■ What you should do
Quote all of the data that follows exactly as written, skipping the images.
* Begin Dataset records *
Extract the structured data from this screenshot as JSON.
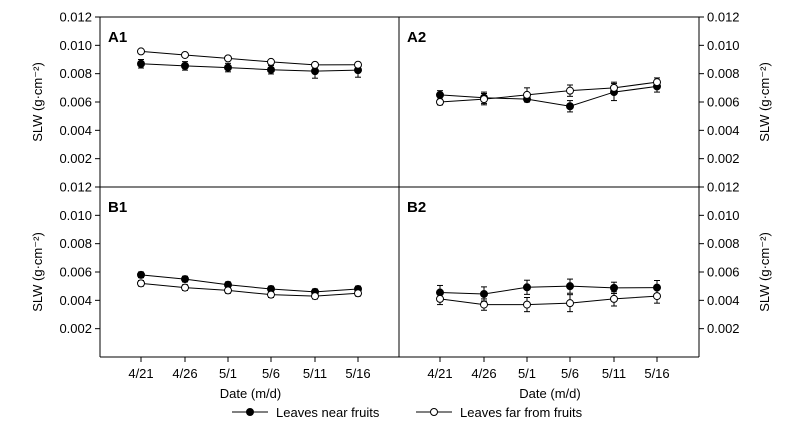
{
  "chart_data": {
    "type": "line",
    "panels": [
      {
        "label": "A1",
        "ylabel": "SLW (g·cm⁻²)",
        "ylabel_side": "left",
        "series": [
          {
            "name": "Leaves near fruits",
            "values": [
              0.0087,
              0.00855,
              0.00843,
              0.00828,
              0.00818,
              0.00825
            ],
            "errors": [
              0.0003,
              0.0003,
              0.0003,
              0.0003,
              0.0005,
              0.0005
            ]
          },
          {
            "name": "Leaves far from fruits",
            "values": [
              0.00957,
              0.00932,
              0.00908,
              0.00883,
              0.00862,
              0.00863
            ],
            "errors": [
              0.0001,
              0.0001,
              0.0001,
              0.0001,
              0.0001,
              0.0001
            ]
          }
        ]
      },
      {
        "label": "A2",
        "ylabel": "SLW (g·cm⁻²)",
        "ylabel_side": "right",
        "series": [
          {
            "name": "Leaves near fruits",
            "values": [
              0.0065,
              0.0063,
              0.0062,
              0.0057,
              0.0067,
              0.0071
            ],
            "errors": [
              0.0003,
              0.0004,
              0.0002,
              0.0004,
              0.0006,
              0.0004
            ]
          },
          {
            "name": "Leaves far from fruits",
            "values": [
              0.006,
              0.0062,
              0.0065,
              0.0068,
              0.007,
              0.0074
            ],
            "errors": [
              0.0002,
              0.0004,
              0.0005,
              0.0004,
              0.0004,
              0.0003
            ]
          }
        ]
      },
      {
        "label": "B1",
        "ylabel": "SLW (g·cm⁻²)",
        "ylabel_side": "left",
        "series": [
          {
            "name": "Leaves near fruits",
            "values": [
              0.0058,
              0.0055,
              0.0051,
              0.0048,
              0.0046,
              0.0048
            ],
            "errors": [
              0.0002,
              0.0002,
              0.0002,
              0.0002,
              0.0002,
              0.0002
            ]
          },
          {
            "name": "Leaves far from fruits",
            "values": [
              0.0052,
              0.0049,
              0.0047,
              0.0044,
              0.0043,
              0.0045
            ],
            "errors": [
              0.0002,
              0.0002,
              0.0002,
              0.0002,
              0.0002,
              0.0002
            ]
          }
        ]
      },
      {
        "label": "B2",
        "ylabel": "SLW (g·cm⁻²)",
        "ylabel_side": "right",
        "series": [
          {
            "name": "Leaves near fruits",
            "values": [
              0.00455,
              0.00445,
              0.00492,
              0.005,
              0.00488,
              0.0049
            ],
            "errors": [
              0.0005,
              0.0005,
              0.0005,
              0.0005,
              0.0004,
              0.0005
            ]
          },
          {
            "name": "Leaves far from fruits",
            "values": [
              0.0041,
              0.0037,
              0.0037,
              0.0038,
              0.0041,
              0.0043
            ],
            "errors": [
              0.0004,
              0.0004,
              0.0005,
              0.0006,
              0.0005,
              0.0005
            ]
          }
        ]
      }
    ],
    "x": [
      "4/21",
      "4/26",
      "5/1",
      "5/6",
      "5/11",
      "5/16"
    ],
    "xlabel": "Date (m/d)",
    "ylim": [
      0,
      0.012
    ],
    "yticks": [
      "0.002",
      "0.004",
      "0.006",
      "0.008",
      "0.010",
      "0.012"
    ],
    "grid": false,
    "legend_position": "bottom",
    "series_styles": [
      {
        "name": "Leaves near fruits",
        "marker": "filled-circle",
        "color": "#000000"
      },
      {
        "name": "Leaves far from fruits",
        "marker": "open-circle",
        "color": "#000000"
      }
    ]
  }
}
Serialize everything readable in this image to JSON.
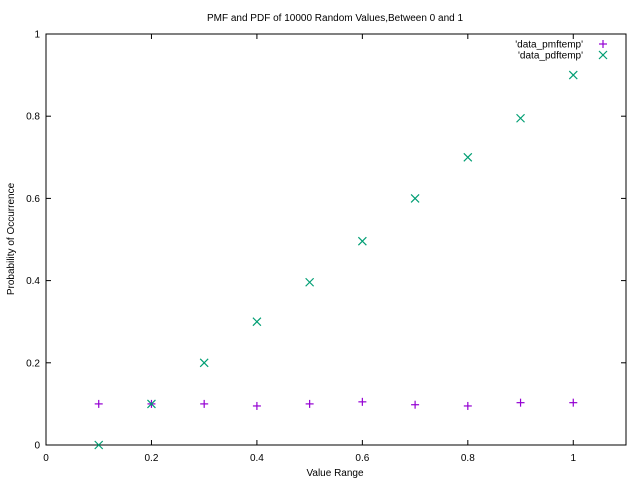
{
  "chart_data": {
    "type": "scatter",
    "title": "PMF and PDF of 10000 Random Values,Between 0 and 1",
    "xlabel": "Value Range",
    "ylabel": "Probability of Occurrence",
    "xlim": [
      0,
      1.1
    ],
    "ylim": [
      0,
      1
    ],
    "xticks": [
      0,
      0.2,
      0.4,
      0.6,
      0.8,
      1
    ],
    "xtick_labels": [
      "0",
      "0.2",
      "0.4",
      "0.6",
      "0.8",
      "1"
    ],
    "yticks": [
      0,
      0.2,
      0.4,
      0.6,
      0.8,
      1
    ],
    "ytick_labels": [
      "0",
      "0.2",
      "0.4",
      "0.6",
      "0.8",
      "1"
    ],
    "grid": false,
    "legend_position": "top-right",
    "series": [
      {
        "name": "'data_pmftemp'",
        "marker": "plus",
        "color": "#9400d3",
        "x": [
          0.1,
          0.2,
          0.3,
          0.4,
          0.5,
          0.6,
          0.7,
          0.8,
          0.9,
          1.0
        ],
        "y": [
          0.1,
          0.1,
          0.1,
          0.095,
          0.1,
          0.105,
          0.098,
          0.095,
          0.103,
          0.103
        ]
      },
      {
        "name": "'data_pdftemp'",
        "marker": "cross",
        "color": "#009e73",
        "x": [
          0.1,
          0.2,
          0.3,
          0.4,
          0.5,
          0.6,
          0.7,
          0.8,
          0.9,
          1.0
        ],
        "y": [
          0.0,
          0.1,
          0.2,
          0.3,
          0.396,
          0.496,
          0.6,
          0.7,
          0.795,
          0.9
        ]
      }
    ]
  }
}
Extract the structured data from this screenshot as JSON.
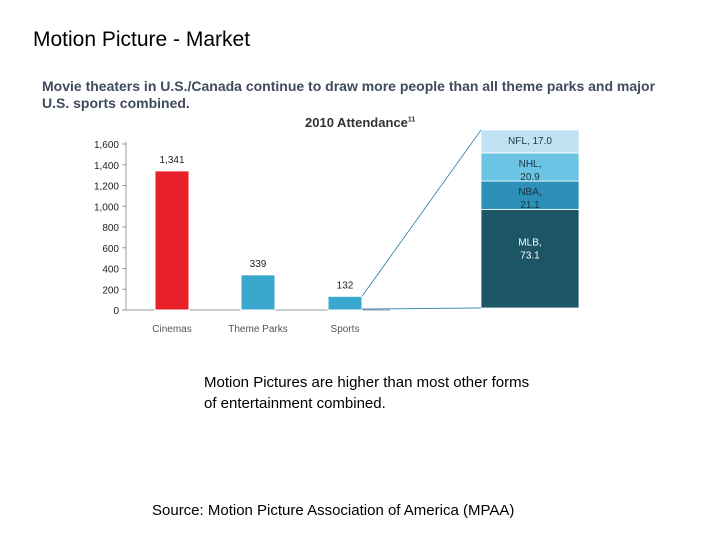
{
  "slide": {
    "title": "Motion Picture - Market",
    "caption": "Motion Pictures are higher than most other forms of entertainment combined.",
    "source": "Source: Motion Picture Association of America (MPAA)"
  },
  "chart_data": {
    "type": "bar",
    "headline": "Movie theaters in U.S./Canada continue to draw more people than all theme parks and major U.S. sports combined.",
    "title": "2010 Attendance",
    "title_footnote": "11",
    "categories": [
      "Cinemas",
      "Theme Parks",
      "Sports"
    ],
    "values": [
      1341,
      339,
      132
    ],
    "value_labels": [
      "1,341",
      "339",
      "132"
    ],
    "bar_colors": [
      "#e8202a",
      "#3aa7cc",
      "#3aa7cc"
    ],
    "yticks": [
      0,
      200,
      400,
      600,
      800,
      1000,
      1200,
      1400,
      1600
    ],
    "ytick_labels": [
      "0",
      "200",
      "400",
      "600",
      "800",
      "1,000",
      "1,200",
      "1,400",
      "1,600"
    ],
    "ylim": [
      0,
      1600
    ],
    "xlabel": "",
    "ylabel": "",
    "sports_breakdown": {
      "segments": [
        {
          "name": "MLB",
          "value": 73.1,
          "label_line1": "MLB,",
          "label_line2": "73.1",
          "color": "#1b5566",
          "text_color": "#ffffff"
        },
        {
          "name": "NBA",
          "value": 21.1,
          "label_line1": "NBA,",
          "label_line2": "21.1",
          "color": "#2b8fb8",
          "text_color": "#1c3340"
        },
        {
          "name": "NHL",
          "value": 20.9,
          "label_line1": "NHL,",
          "label_line2": "20.9",
          "color": "#6cc4e4",
          "text_color": "#1c3340"
        },
        {
          "name": "NFL",
          "value": 17.0,
          "label_line1": "NFL, 17.0",
          "label_line2": "",
          "color": "#bfe3f3",
          "text_color": "#1c3340"
        }
      ]
    }
  }
}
* End Dataset records *
■ Problem solution
Extract the structured data from this screenshot as JSON.
{
  "chart_data": {
    "type": "line",
    "panels": [
      {
        "label": "A1",
        "ylabel": "SLW (g·cm⁻²)",
        "ylabel_side": "left",
        "series": [
          {
            "name": "Leaves near fruits",
            "values": [
              0.0087,
              0.00855,
              0.00843,
              0.00828,
              0.00818,
              0.00825
            ],
            "errors": [
              0.0003,
              0.0003,
              0.0003,
              0.0003,
              0.0005,
              0.0005
            ]
          },
          {
            "name": "Leaves far from fruits",
            "values": [
              0.00957,
              0.00932,
              0.00908,
              0.00883,
              0.00862,
              0.00863
            ],
            "errors": [
              0.0001,
              0.0001,
              0.0001,
              0.0001,
              0.0001,
              0.0001
            ]
          }
        ]
      },
      {
        "label": "A2",
        "ylabel": "SLW (g·cm⁻²)",
        "ylabel_side": "right",
        "series": [
          {
            "name": "Leaves near fruits",
            "values": [
              0.0065,
              0.0063,
              0.0062,
              0.0057,
              0.0067,
              0.0071
            ],
            "errors": [
              0.0003,
              0.0004,
              0.0002,
              0.0004,
              0.0006,
              0.0004
            ]
          },
          {
            "name": "Leaves far from fruits",
            "values": [
              0.006,
              0.0062,
              0.0065,
              0.0068,
              0.007,
              0.0074
            ],
            "errors": [
              0.0002,
              0.0004,
              0.0005,
              0.0004,
              0.0004,
              0.0003
            ]
          }
        ]
      },
      {
        "label": "B1",
        "ylabel": "SLW (g·cm⁻²)",
        "ylabel_side": "left",
        "series": [
          {
            "name": "Leaves near fruits",
            "values": [
              0.0058,
              0.0055,
              0.0051,
              0.0048,
              0.0046,
              0.0048
            ],
            "errors": [
              0.0002,
              0.0002,
              0.0002,
              0.0002,
              0.0002,
              0.0002
            ]
          },
          {
            "name": "Leaves far from fruits",
            "values": [
              0.0052,
              0.0049,
              0.0047,
              0.0044,
              0.0043,
              0.0045
            ],
            "errors": [
              0.0002,
              0.0002,
              0.0002,
              0.0002,
              0.0002,
              0.0002
            ]
          }
        ]
      },
      {
        "label": "B2",
        "ylabel": "SLW (g·cm⁻²)",
        "ylabel_side": "right",
        "series": [
          {
            "name": "Leaves near fruits",
            "values": [
              0.00455,
              0.00445,
              0.00492,
              0.005,
              0.00488,
              0.0049
            ],
            "errors": [
              0.0005,
              0.0005,
              0.0005,
              0.0005,
              0.0004,
              0.0005
            ]
          },
          {
            "name": "Leaves far from fruits",
            "values": [
              0.0041,
              0.0037,
              0.0037,
              0.0038,
              0.0041,
              0.0043
            ],
            "errors": [
              0.0004,
              0.0004,
              0.0005,
              0.0006,
              0.0005,
              0.0005
            ]
          }
        ]
      }
    ],
    "x": [
      "4/21",
      "4/26",
      "5/1",
      "5/6",
      "5/11",
      "5/16"
    ],
    "xlabel": "Date (m/d)",
    "ylim": [
      0,
      0.012
    ],
    "yticks": [
      "0.002",
      "0.004",
      "0.006",
      "0.008",
      "0.010",
      "0.012"
    ],
    "grid": false,
    "legend_position": "bottom",
    "series_styles": [
      {
        "name": "Leaves near fruits",
        "marker": "filled-circle",
        "color": "#000000"
      },
      {
        "name": "Leaves far from fruits",
        "marker": "open-circle",
        "color": "#000000"
      }
    ]
  }
}
Serialize everything readable in this image to JSON.
{
  "chart_data": {
    "type": "scatter",
    "title": "PMF and PDF of 10000 Random Values,Between 0 and 1",
    "xlabel": "Value Range",
    "ylabel": "Probability of Occurrence",
    "xlim": [
      0,
      1.1
    ],
    "ylim": [
      0,
      1
    ],
    "xticks": [
      0,
      0.2,
      0.4,
      0.6,
      0.8,
      1
    ],
    "xtick_labels": [
      "0",
      "0.2",
      "0.4",
      "0.6",
      "0.8",
      "1"
    ],
    "yticks": [
      0,
      0.2,
      0.4,
      0.6,
      0.8,
      1
    ],
    "ytick_labels": [
      "0",
      "0.2",
      "0.4",
      "0.6",
      "0.8",
      "1"
    ],
    "grid": false,
    "legend_position": "top-right",
    "series": [
      {
        "name": "'data_pmftemp'",
        "marker": "plus",
        "color": "#9400d3",
        "x": [
          0.1,
          0.2,
          0.3,
          0.4,
          0.5,
          0.6,
          0.7,
          0.8,
          0.9,
          1.0
        ],
        "y": [
          0.1,
          0.1,
          0.1,
          0.095,
          0.1,
          0.105,
          0.098,
          0.095,
          0.103,
          0.103
        ]
      },
      {
        "name": "'data_pdftemp'",
        "marker": "cross",
        "color": "#009e73",
        "x": [
          0.1,
          0.2,
          0.3,
          0.4,
          0.5,
          0.6,
          0.7,
          0.8,
          0.9,
          1.0
        ],
        "y": [
          0.0,
          0.1,
          0.2,
          0.3,
          0.396,
          0.496,
          0.6,
          0.7,
          0.795,
          0.9
        ]
      }
    ]
  }
}
Extract the structured data from this screenshot as JSON.
{
  "slide": {
    "title": "Motion Picture - Market",
    "caption": "Motion Pictures are higher than most other forms of entertainment combined.",
    "source": "Source: Motion Picture Association of America (MPAA)"
  },
  "chart_data": {
    "type": "bar",
    "headline": "Movie theaters in U.S./Canada continue to draw more people than all theme parks and major U.S. sports combined.",
    "title": "2010 Attendance",
    "title_footnote": "11",
    "categories": [
      "Cinemas",
      "Theme Parks",
      "Sports"
    ],
    "values": [
      1341,
      339,
      132
    ],
    "value_labels": [
      "1,341",
      "339",
      "132"
    ],
    "bar_colors": [
      "#e8202a",
      "#3aa7cc",
      "#3aa7cc"
    ],
    "yticks": [
      0,
      200,
      400,
      600,
      800,
      1000,
      1200,
      1400,
      1600
    ],
    "ytick_labels": [
      "0",
      "200",
      "400",
      "600",
      "800",
      "1,000",
      "1,200",
      "1,400",
      "1,600"
    ],
    "ylim": [
      0,
      1600
    ],
    "xlabel": "",
    "ylabel": "",
    "sports_breakdown": {
      "segments": [
        {
          "name": "MLB",
          "value": 73.1,
          "label_line1": "MLB,",
          "label_line2": "73.1",
          "color": "#1b5566",
          "text_color": "#ffffff"
        },
        {
          "name": "NBA",
          "value": 21.1,
          "label_line1": "NBA,",
          "label_line2": "21.1",
          "color": "#2b8fb8",
          "text_color": "#1c3340"
        },
        {
          "name": "NHL",
          "value": 20.9,
          "label_line1": "NHL,",
          "label_line2": "20.9",
          "color": "#6cc4e4",
          "text_color": "#1c3340"
        },
        {
          "name": "NFL",
          "value": 17.0,
          "label_line1": "NFL, 17.0",
          "label_line2": "",
          "color": "#bfe3f3",
          "text_color": "#1c3340"
        }
      ]
    }
  }
}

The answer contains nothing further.